___ INFORMATION PROVIDED

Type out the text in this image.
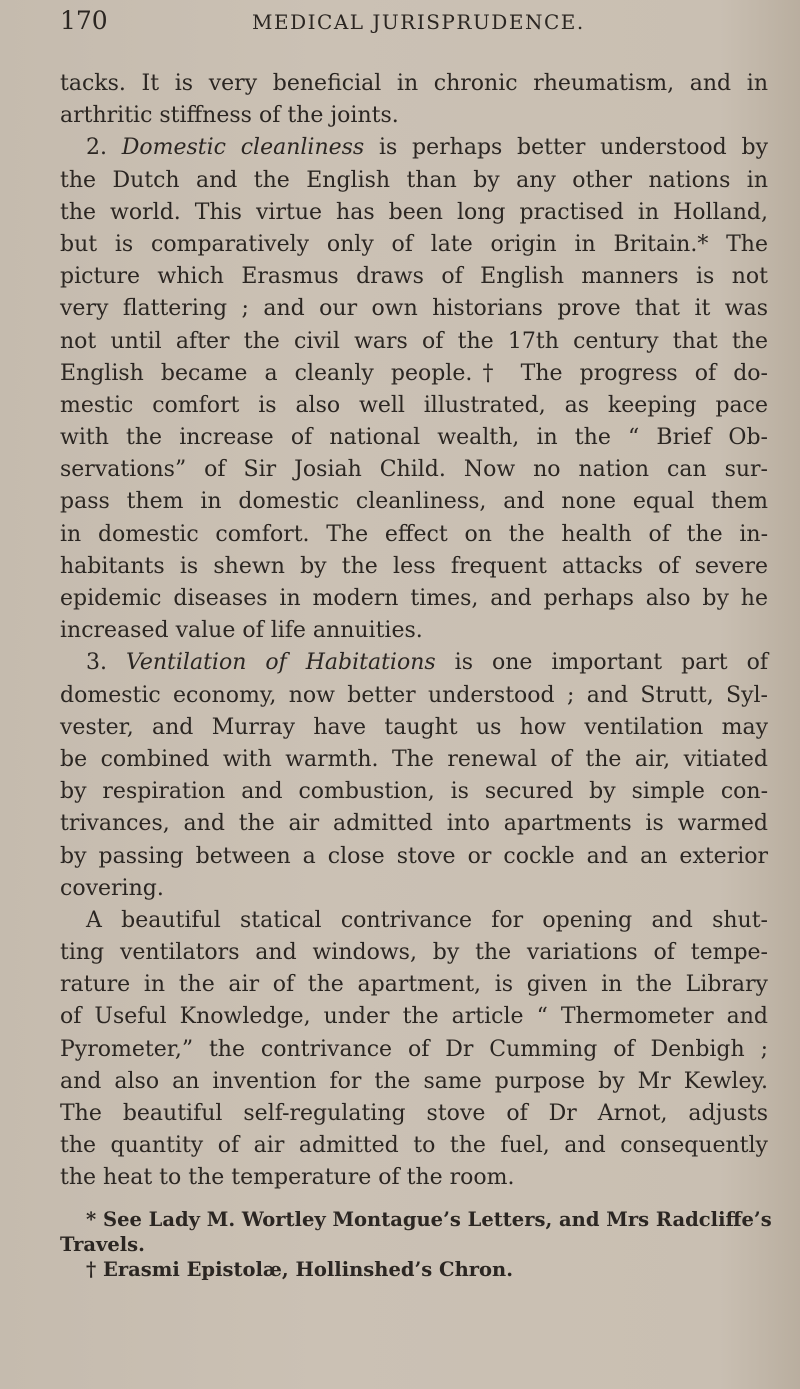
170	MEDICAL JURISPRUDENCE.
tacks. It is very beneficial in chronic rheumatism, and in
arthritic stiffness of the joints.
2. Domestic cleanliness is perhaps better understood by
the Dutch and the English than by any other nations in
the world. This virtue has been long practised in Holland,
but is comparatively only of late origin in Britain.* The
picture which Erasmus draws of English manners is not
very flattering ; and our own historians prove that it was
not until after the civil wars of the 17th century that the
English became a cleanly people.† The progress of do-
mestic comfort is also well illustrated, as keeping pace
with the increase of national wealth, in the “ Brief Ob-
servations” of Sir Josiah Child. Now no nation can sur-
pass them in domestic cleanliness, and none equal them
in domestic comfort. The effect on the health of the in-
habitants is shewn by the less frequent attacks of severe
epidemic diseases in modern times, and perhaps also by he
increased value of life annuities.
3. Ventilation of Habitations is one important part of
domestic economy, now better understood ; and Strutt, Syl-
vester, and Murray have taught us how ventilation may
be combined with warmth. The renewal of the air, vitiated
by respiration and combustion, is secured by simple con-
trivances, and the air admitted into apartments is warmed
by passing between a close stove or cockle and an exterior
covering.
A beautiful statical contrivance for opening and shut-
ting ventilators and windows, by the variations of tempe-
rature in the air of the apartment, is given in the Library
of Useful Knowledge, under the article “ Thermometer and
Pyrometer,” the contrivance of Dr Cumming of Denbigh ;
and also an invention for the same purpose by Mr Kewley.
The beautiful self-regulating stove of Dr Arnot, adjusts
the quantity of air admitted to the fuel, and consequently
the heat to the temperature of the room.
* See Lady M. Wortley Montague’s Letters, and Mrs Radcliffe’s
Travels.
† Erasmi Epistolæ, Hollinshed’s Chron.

______
___ INFORMATION PROVIDED

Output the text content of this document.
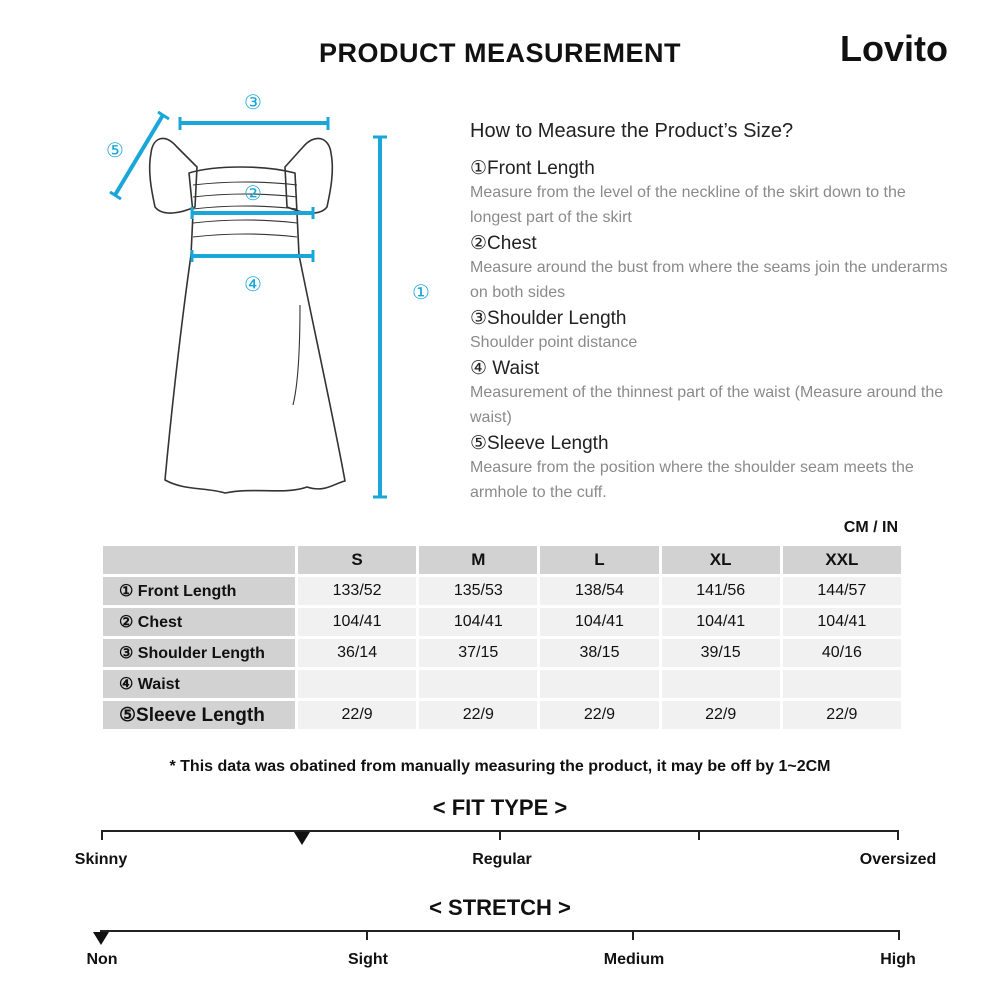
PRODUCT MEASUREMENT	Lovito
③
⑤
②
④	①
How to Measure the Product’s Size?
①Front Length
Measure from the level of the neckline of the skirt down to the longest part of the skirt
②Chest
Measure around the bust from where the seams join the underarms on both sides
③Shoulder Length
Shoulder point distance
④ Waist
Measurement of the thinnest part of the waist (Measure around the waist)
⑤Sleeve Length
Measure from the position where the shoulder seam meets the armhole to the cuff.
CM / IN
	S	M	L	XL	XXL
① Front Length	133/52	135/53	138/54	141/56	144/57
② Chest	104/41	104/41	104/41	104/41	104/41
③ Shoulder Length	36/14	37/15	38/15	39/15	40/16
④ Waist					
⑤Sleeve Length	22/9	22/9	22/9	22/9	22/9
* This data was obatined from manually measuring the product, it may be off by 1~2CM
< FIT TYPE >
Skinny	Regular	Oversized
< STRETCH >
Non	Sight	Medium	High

______

■ TASK OBJECTIVE: Pull every line containing "better" out of the data above.

■ ANSWER FOR THE TASK:
2. Domestic cleanliness is perhaps better understood by
domestic economy, now better understood ; and Strutt, Syl-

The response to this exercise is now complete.